**Task objective**
Make an exact transcription of the material, leaving out all images.

**Records shown**

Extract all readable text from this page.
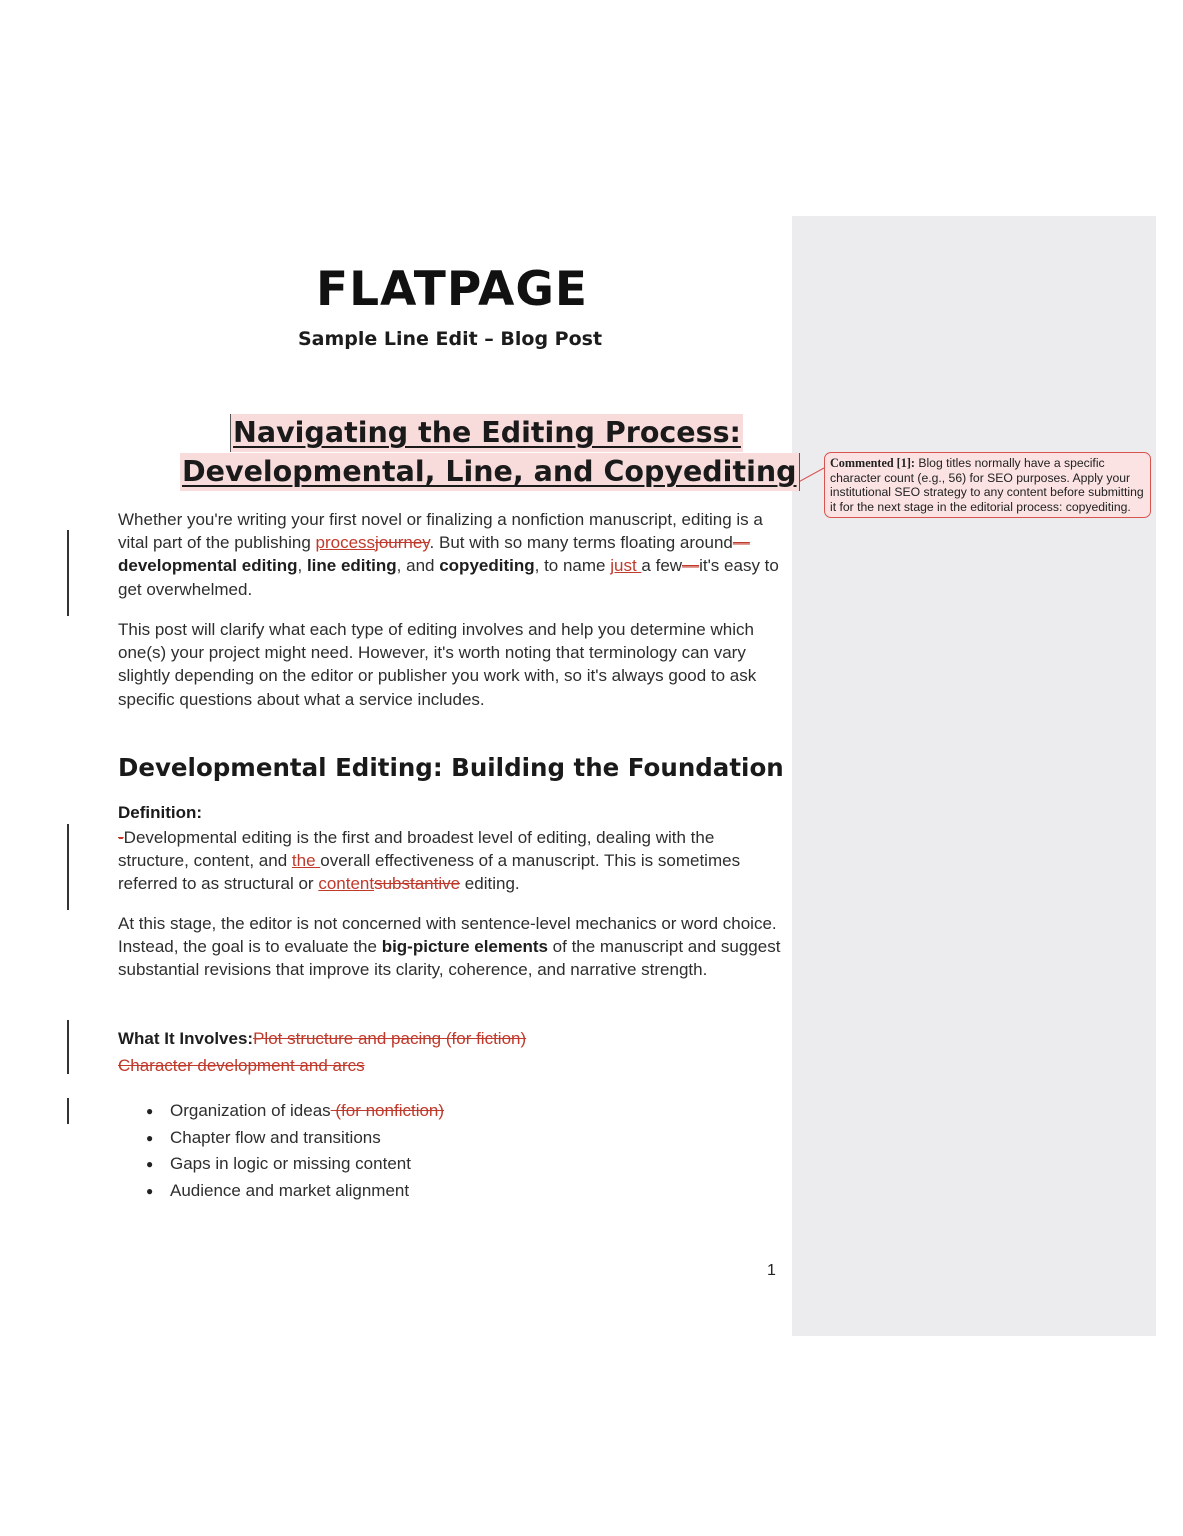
Commented [1]: Blog titles normally have a specific character count (e.g., 56) for SEO purposes. Apply your institutional SEO strategy to any content before submitting it for the next stage in the editorial process: copyediting.
FLATPAGE
Sample Line Edit – Blog Post
Navigating the Editing Process:
Developmental, Line, and Copyediting
Whether you're writing your first novel or finalizing a nonfiction manuscript, editing is a vital part of the publishing processjourney. But with so many terms floating around—developmental editing, line editing, and copyediting, to name just a few—it's easy to get overwhelmed.
This post will clarify what each type of editing involves and help you determine which one(s) your project might need. However, it's worth noting that terminology can vary slightly depending on the editor or publisher you work with, so it's always good to ask specific questions about what a service includes.
Developmental Editing: Building the Foundation
Definition:
-Developmental editing is the first and broadest level of editing, dealing with the structure, content, and the overall effectiveness of a manuscript. This is sometimes referred to as structural or contentsubstantive editing.
At this stage, the editor is not concerned with sentence-level mechanics or word choice. Instead, the goal is to evaluate the big-picture elements of the manuscript and suggest substantial revisions that improve its clarity, coherence, and narrative strength.
What It Involves:Plot structure and pacing (for fiction)
Character development and arcs
● Organization of ideas (for nonfiction)
● Chapter flow and transitions
● Gaps in logic or missing content
● Audience and market alignment
1
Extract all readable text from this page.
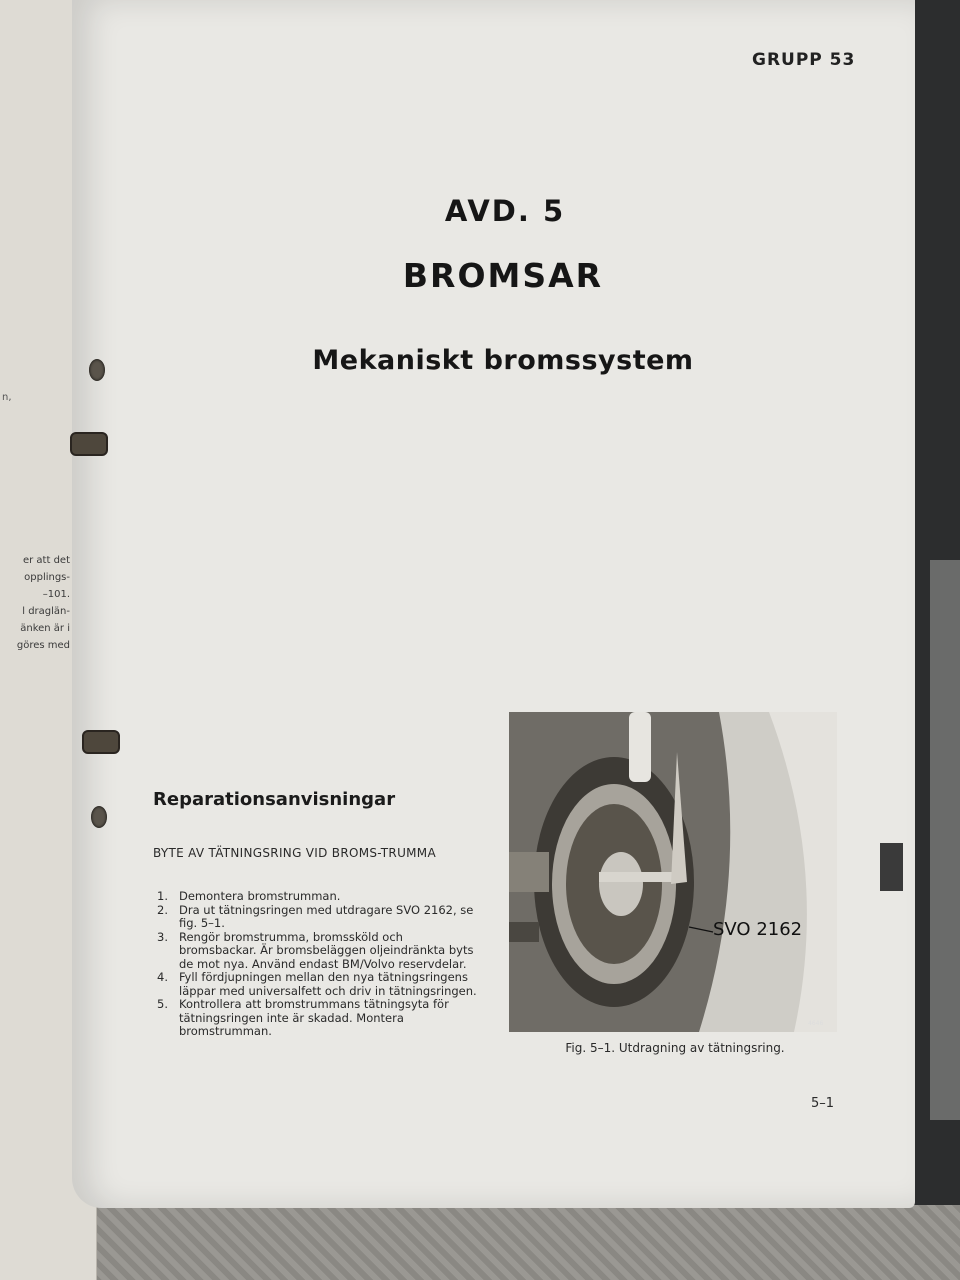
n,
er att det
opplings-
–101.
l draglän-
änken är i
göres med
GRUPP 53
AVD. 5
BROMSAR
Mekaniskt bromssystem
Reparationsanvisningar
BYTE AV TÄTNINGSRING VID BROMS-TRUMMA
1. Demontera bromstrumman.
2. Dra ut tätningsringen med utdragare SVO 2162, se fig. 5–1.
3. Rengör bromstrumma, bromssköld och bromsbackar. Är bromsbeläggen oljeindränkta byts de mot nya. Använd endast BM/Volvo reservdelar.
4. Fyll fördjupningen mellan den nya tätningsringens läppar med universalfett och driv in tätningsringen.
5. Kontrollera att bromstrummans tätningsyta för tätningsringen inte är skadad. Montera bromstrumman.
SVO 2162
4646
Fig. 5–1. Utdragning av tätningsring.
5–1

**Response to this exercise**
Extract all readable text from this page.
Commented [1]: Blog titles normally have a specific character count (e.g., 56) for SEO purposes. Apply your institutional SEO strategy to any content before submitting it for the next stage in the editorial process: copyediting.
FLATPAGE
Sample Line Edit – Blog Post
Navigating the Editing Process:
Developmental, Line, and Copyediting
Whether you're writing your first novel or finalizing a nonfiction manuscript, editing is a vital part of the publishing processjourney. But with so many terms floating around—developmental editing, line editing, and copyediting, to name just a few—it's easy to get overwhelmed.
This post will clarify what each type of editing involves and help you determine which one(s) your project might need. However, it's worth noting that terminology can vary slightly depending on the editor or publisher you work with, so it's always good to ask specific questions about what a service includes.
Developmental Editing: Building the Foundation
Definition:
-Developmental editing is the first and broadest level of editing, dealing with the structure, content, and the overall effectiveness of a manuscript. This is sometimes referred to as structural or contentsubstantive editing.
At this stage, the editor is not concerned with sentence-level mechanics or word choice. Instead, the goal is to evaluate the big-picture elements of the manuscript and suggest substantial revisions that improve its clarity, coherence, and narrative strength.
What It Involves:Plot structure and pacing (for fiction)
Character development and arcs
● Organization of ideas (for nonfiction)
● Chapter flow and transitions
● Gaps in logic or missing content
● Audience and market alignment
1
Extract all readable text from this page.
n,
er att det
opplings-
–101.
l draglän-
änken är i
göres med
GRUPP 53
AVD. 5
BROMSAR
Mekaniskt bromssystem
Reparationsanvisningar
BYTE AV TÄTNINGSRING VID BROMS-TRUMMA
1. Demontera bromstrumman.
2. Dra ut tätningsringen med utdragare SVO 2162, se fig. 5–1.
3. Rengör bromstrumma, bromssköld och bromsbackar. Är bromsbeläggen oljeindränkta byts de mot nya. Använd endast BM/Volvo reservdelar.
4. Fyll fördjupningen mellan den nya tätningsringens läppar med universalfett och driv in tätningsringen.
5. Kontrollera att bromstrummans tätningsyta för tätningsringen inte är skadad. Montera bromstrumman.
SVO 2162
4646
Fig. 5–1. Utdragning av tätningsring.
5–1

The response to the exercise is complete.